## Required task
Scan the material below for the string "南闸街道施元社区锦鑫路口", and copy every line where it shows up.

[Source records]

◆ ◆ ◆ ◆ ◆

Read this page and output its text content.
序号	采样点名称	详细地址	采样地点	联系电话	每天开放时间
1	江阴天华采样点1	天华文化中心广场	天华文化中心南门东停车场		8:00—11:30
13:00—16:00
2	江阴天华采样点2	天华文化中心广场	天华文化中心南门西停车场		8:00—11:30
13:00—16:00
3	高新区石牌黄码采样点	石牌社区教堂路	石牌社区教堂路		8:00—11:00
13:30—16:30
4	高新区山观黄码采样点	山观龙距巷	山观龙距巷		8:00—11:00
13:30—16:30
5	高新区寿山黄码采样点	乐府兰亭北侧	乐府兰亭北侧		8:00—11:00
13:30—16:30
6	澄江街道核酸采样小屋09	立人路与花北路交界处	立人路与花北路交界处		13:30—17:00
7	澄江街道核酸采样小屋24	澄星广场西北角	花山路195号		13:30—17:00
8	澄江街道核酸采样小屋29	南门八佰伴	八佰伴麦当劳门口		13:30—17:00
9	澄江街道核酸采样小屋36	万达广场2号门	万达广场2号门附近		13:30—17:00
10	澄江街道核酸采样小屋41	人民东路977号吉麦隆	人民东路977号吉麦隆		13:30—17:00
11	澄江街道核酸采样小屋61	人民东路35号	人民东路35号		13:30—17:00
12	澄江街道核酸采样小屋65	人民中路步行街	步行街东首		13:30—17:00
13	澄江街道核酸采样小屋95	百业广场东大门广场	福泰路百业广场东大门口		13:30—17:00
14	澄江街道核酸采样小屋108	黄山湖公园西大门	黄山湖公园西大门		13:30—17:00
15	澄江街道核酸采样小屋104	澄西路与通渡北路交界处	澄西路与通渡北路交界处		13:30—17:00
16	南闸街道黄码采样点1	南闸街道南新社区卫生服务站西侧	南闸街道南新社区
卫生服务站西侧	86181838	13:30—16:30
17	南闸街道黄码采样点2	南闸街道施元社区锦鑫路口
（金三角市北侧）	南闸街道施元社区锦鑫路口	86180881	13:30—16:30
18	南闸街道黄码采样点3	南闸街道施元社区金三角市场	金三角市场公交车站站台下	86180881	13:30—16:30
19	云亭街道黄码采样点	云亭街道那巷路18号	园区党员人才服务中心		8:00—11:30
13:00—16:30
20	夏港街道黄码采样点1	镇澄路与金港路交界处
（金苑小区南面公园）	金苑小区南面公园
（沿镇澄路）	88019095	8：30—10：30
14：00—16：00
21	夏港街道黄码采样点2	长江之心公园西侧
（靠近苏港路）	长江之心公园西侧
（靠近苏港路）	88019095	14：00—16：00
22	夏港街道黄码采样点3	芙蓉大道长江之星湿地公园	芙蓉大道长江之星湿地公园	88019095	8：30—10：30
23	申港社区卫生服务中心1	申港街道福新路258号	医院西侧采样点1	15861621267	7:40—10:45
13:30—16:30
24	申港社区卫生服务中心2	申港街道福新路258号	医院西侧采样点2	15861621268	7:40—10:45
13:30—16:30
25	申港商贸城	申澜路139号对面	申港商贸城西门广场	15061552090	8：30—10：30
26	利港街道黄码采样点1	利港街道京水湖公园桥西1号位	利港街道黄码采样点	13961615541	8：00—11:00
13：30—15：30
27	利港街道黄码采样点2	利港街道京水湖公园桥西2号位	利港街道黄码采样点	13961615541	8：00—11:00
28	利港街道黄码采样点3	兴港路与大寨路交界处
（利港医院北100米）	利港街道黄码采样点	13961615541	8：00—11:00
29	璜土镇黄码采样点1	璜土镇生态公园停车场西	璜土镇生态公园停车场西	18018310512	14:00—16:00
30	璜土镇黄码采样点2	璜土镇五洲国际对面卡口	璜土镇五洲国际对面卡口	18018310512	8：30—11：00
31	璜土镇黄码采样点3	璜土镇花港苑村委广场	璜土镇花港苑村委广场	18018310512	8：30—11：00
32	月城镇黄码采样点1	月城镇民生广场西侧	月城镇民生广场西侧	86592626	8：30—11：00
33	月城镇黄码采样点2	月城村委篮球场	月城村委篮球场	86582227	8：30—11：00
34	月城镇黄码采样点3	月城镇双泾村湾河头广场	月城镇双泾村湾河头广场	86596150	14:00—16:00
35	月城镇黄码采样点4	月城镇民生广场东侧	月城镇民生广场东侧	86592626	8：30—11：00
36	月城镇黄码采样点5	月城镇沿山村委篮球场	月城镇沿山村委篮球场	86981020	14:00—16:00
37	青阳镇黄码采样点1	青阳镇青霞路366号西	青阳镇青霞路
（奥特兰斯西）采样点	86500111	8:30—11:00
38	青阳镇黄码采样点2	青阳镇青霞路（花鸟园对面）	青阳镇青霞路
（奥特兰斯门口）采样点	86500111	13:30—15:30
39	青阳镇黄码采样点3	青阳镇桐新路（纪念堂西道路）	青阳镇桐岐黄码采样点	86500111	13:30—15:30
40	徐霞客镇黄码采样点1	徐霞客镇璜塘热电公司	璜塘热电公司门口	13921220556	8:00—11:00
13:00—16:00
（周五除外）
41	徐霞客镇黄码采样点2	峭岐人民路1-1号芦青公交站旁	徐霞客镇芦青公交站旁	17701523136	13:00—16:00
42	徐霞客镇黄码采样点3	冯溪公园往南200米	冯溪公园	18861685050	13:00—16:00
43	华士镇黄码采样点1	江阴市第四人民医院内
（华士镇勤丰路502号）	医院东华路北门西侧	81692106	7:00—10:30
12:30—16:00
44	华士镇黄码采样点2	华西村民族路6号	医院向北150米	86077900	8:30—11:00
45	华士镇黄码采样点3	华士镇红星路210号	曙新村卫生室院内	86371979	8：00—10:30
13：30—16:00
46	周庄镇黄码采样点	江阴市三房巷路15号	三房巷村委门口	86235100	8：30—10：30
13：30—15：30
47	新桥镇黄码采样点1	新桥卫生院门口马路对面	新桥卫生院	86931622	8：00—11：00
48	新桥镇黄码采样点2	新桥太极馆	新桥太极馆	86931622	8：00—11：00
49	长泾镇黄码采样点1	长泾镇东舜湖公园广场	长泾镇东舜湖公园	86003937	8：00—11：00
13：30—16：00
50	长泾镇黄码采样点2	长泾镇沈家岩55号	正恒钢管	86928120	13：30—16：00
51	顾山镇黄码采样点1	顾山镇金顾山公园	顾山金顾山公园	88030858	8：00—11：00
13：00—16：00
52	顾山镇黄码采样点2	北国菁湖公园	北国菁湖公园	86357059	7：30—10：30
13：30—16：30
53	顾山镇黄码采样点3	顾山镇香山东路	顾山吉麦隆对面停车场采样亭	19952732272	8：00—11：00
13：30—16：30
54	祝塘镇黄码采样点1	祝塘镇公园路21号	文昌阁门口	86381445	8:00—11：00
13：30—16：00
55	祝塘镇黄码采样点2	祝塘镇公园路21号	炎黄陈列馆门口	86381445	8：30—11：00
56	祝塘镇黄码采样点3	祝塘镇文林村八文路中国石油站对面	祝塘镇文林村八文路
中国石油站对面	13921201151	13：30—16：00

◆ ◆ ◆ ◆ ◆

## Task solution
17	南闸街道黄码采样点2	南闸街道施元社区锦鑫路口
（金三角市北侧）	南闸街道施元社区锦鑫路口	86180881	13:30—16:30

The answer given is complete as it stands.